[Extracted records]

- - - - - - -

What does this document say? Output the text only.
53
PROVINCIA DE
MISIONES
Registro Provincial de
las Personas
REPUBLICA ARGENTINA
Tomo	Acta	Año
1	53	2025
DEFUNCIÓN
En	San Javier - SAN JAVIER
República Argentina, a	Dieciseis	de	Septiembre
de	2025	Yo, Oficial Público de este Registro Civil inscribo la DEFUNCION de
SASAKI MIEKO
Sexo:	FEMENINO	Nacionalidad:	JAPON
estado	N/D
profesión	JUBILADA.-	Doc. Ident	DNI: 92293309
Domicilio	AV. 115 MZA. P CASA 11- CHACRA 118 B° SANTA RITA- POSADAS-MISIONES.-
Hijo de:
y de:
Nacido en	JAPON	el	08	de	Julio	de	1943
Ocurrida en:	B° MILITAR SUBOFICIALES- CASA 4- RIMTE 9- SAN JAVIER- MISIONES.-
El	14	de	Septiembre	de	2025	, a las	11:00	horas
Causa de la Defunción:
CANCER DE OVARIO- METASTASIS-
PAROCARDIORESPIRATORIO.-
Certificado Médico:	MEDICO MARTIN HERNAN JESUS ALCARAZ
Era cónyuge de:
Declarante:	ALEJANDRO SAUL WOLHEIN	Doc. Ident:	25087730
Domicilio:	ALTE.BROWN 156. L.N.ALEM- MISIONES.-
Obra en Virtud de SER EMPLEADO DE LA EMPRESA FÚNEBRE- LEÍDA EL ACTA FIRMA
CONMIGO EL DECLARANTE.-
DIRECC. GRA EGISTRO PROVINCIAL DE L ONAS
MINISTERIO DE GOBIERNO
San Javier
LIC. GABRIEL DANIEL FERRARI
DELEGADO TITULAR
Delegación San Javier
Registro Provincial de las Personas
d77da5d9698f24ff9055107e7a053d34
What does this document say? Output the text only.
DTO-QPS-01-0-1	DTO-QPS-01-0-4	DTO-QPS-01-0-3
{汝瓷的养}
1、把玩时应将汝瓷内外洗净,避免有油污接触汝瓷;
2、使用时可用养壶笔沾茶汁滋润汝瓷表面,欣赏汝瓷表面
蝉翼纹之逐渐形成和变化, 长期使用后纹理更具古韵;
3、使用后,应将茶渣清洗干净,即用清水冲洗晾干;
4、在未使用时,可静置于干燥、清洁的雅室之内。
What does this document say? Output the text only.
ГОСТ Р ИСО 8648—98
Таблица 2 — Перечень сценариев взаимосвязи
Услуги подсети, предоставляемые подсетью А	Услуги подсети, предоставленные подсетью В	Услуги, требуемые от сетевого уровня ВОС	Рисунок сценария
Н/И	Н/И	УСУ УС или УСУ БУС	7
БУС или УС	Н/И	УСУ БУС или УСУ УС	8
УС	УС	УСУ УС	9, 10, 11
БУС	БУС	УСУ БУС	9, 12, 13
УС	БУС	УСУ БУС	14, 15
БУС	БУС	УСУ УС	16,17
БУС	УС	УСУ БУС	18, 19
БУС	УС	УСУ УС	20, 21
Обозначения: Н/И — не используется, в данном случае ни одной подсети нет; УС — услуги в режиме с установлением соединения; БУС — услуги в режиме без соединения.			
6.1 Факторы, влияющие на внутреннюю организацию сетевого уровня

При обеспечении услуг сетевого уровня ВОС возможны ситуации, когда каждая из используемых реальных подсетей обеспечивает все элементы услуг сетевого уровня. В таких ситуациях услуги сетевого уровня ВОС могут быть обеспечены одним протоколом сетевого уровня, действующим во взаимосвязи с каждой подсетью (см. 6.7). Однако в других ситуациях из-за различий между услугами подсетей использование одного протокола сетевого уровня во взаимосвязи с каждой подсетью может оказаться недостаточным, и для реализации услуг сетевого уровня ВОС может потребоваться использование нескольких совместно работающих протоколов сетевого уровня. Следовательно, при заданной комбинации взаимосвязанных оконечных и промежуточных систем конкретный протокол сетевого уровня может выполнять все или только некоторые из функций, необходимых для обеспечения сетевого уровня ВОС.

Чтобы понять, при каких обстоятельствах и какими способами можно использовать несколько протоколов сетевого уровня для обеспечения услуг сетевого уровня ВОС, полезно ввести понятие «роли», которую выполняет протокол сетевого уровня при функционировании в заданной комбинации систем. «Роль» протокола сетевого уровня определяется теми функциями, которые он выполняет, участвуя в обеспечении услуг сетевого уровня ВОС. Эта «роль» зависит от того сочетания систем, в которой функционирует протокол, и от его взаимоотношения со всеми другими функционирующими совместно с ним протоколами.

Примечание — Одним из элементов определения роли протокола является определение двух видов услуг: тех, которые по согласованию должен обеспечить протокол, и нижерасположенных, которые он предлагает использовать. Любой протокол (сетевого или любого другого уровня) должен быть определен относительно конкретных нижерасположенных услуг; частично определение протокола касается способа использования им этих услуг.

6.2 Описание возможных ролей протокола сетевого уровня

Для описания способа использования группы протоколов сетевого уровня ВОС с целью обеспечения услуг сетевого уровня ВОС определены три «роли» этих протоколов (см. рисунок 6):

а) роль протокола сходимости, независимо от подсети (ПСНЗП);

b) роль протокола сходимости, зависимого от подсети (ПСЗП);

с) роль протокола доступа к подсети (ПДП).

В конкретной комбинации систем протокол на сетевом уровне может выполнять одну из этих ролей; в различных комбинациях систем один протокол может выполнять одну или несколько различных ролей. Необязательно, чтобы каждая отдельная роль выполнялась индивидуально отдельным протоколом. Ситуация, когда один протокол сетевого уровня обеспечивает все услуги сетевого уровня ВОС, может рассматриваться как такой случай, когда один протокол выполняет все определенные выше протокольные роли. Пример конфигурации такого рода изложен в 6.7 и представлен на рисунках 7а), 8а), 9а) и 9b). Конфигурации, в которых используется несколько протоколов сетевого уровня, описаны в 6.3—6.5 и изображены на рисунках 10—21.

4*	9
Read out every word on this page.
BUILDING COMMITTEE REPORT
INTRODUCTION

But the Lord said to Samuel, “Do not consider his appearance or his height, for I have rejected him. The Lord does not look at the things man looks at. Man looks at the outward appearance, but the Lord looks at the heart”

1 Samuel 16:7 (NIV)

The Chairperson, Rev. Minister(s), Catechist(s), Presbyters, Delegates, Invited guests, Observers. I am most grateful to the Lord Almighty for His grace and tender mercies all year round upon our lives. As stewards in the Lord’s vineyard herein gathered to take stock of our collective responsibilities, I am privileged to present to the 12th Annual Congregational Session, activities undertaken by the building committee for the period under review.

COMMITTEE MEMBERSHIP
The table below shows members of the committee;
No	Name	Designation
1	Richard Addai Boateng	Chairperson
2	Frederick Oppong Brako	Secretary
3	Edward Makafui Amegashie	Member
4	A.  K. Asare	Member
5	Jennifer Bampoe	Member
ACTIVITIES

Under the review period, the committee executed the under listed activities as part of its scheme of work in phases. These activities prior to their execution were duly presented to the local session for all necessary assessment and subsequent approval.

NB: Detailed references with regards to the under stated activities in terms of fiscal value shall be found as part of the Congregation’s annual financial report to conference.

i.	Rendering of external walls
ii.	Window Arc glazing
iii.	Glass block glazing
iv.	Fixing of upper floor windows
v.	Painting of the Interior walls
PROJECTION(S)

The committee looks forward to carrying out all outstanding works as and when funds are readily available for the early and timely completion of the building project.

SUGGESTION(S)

- - - - - - -

* _DIRECTIONS FOR THIS TASK_
Check each line of the records above for the word "glazing", then give the number of lines that have it, with no other words.

* _OUTPUT BELOW_
2